** START OF DATA SHOWN **

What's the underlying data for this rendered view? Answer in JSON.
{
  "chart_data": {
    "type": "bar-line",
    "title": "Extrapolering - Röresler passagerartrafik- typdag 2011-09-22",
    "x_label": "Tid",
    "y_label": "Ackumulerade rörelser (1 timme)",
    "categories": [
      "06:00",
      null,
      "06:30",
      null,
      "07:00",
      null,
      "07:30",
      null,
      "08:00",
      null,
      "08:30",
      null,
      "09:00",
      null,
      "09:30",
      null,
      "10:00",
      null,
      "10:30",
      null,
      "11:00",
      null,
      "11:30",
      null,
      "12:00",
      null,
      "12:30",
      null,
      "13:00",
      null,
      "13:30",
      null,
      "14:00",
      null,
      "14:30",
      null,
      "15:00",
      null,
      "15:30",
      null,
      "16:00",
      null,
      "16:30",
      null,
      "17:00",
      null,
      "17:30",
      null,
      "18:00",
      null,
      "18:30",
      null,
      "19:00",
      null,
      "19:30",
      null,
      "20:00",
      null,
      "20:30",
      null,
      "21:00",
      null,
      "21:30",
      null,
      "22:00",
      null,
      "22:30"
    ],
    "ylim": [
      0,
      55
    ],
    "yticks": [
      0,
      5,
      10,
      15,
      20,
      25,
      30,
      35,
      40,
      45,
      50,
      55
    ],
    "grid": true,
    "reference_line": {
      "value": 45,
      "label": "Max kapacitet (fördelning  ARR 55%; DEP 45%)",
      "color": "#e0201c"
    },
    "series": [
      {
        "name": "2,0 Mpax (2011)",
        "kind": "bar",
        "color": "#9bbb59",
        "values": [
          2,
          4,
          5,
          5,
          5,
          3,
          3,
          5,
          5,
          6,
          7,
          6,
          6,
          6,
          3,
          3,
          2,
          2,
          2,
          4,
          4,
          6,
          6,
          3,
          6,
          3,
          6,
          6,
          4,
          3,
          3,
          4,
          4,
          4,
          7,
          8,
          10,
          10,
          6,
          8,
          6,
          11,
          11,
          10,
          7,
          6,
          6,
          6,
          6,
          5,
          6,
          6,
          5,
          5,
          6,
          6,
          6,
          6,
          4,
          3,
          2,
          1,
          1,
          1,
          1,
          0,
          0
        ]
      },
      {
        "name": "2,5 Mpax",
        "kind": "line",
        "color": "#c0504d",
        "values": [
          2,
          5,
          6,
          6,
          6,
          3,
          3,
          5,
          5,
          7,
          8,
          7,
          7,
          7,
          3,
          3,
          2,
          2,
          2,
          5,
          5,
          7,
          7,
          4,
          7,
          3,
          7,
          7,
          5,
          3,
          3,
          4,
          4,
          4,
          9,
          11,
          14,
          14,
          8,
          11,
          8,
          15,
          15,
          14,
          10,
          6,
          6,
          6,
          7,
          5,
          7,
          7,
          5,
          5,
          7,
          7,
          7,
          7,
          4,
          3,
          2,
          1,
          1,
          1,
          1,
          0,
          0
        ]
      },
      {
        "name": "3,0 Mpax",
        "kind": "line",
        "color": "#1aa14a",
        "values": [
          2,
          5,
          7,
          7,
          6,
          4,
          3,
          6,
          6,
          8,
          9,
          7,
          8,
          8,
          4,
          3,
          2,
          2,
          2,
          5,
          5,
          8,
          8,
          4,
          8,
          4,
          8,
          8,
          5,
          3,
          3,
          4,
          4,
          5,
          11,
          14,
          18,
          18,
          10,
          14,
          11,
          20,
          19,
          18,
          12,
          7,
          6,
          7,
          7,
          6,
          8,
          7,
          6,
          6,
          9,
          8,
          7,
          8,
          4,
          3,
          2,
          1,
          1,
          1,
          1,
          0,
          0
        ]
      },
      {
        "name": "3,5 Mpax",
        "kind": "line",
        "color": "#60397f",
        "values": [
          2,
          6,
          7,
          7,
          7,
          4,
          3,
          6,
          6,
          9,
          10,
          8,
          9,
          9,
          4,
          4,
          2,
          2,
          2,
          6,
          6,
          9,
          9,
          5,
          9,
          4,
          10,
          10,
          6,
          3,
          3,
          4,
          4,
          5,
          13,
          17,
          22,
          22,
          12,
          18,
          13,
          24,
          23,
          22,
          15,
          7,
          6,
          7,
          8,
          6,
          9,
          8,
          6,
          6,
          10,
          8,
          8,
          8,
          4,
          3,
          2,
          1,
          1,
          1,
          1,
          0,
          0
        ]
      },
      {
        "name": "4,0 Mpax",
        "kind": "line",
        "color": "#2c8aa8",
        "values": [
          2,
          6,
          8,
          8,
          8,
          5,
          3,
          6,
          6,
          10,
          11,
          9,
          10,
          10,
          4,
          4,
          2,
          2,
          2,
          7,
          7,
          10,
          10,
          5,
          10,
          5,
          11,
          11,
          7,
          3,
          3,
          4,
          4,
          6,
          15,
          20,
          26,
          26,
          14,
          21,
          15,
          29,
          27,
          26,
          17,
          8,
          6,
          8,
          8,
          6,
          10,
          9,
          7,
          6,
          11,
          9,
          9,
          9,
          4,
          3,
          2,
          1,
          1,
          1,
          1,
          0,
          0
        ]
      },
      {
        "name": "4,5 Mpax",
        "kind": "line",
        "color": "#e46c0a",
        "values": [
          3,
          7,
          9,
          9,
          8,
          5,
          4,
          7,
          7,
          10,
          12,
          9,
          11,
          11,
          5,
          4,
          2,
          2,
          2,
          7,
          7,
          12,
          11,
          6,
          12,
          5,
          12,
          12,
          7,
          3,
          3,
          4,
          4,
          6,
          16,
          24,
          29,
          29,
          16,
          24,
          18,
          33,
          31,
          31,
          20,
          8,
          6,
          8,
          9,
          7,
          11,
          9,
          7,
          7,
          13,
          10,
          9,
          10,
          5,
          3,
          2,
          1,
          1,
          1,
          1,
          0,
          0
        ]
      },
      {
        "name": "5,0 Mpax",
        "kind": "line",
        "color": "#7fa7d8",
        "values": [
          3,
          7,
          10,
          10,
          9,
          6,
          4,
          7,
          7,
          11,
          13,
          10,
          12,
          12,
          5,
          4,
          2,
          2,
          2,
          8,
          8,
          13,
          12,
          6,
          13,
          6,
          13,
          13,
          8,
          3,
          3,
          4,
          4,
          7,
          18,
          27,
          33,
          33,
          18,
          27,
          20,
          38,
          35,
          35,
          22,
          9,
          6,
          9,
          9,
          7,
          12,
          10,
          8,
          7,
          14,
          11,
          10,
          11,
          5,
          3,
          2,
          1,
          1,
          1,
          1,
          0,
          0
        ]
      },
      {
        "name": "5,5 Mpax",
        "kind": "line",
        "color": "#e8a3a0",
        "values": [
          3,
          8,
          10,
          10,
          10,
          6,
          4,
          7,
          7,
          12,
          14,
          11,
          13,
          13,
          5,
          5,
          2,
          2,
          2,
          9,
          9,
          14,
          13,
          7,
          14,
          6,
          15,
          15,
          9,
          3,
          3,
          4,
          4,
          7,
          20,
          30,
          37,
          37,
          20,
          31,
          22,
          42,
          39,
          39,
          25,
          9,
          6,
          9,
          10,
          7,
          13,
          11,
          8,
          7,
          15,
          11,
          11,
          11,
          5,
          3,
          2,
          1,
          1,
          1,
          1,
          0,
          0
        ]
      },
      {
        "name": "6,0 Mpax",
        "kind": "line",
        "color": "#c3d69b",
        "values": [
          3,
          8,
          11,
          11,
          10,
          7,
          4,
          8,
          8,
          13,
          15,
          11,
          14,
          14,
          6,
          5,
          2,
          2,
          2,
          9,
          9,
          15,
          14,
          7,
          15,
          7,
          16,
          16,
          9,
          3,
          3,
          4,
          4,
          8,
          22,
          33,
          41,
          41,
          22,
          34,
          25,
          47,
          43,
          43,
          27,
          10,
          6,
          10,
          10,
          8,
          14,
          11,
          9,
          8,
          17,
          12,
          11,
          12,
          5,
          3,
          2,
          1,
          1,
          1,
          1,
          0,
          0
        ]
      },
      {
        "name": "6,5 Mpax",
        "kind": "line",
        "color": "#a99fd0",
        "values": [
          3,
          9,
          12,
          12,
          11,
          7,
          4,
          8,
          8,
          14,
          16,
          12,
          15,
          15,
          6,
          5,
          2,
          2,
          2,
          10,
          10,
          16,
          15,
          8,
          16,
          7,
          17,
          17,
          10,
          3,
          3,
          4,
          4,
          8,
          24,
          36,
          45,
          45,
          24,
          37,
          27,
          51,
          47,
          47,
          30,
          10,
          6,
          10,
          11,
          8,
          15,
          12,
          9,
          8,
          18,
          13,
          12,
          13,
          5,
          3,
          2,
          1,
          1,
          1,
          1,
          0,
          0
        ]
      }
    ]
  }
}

** END OF DATA SHOWN **

PROMPT: Scan the records above for the string "color", then select every line that holds it.

RESULT OF THE TASK:
      "color": "#e0201c"
        "color": "#9bbb59",
        "color": "#c0504d",
        "color": "#1aa14a",
        "color": "#60397f",
        "color": "#2c8aa8",
        "color": "#e46c0a",
        "color": "#7fa7d8",
        "color": "#e8a3a0",
        "color": "#c3d69b",
        "color": "#a99fd0",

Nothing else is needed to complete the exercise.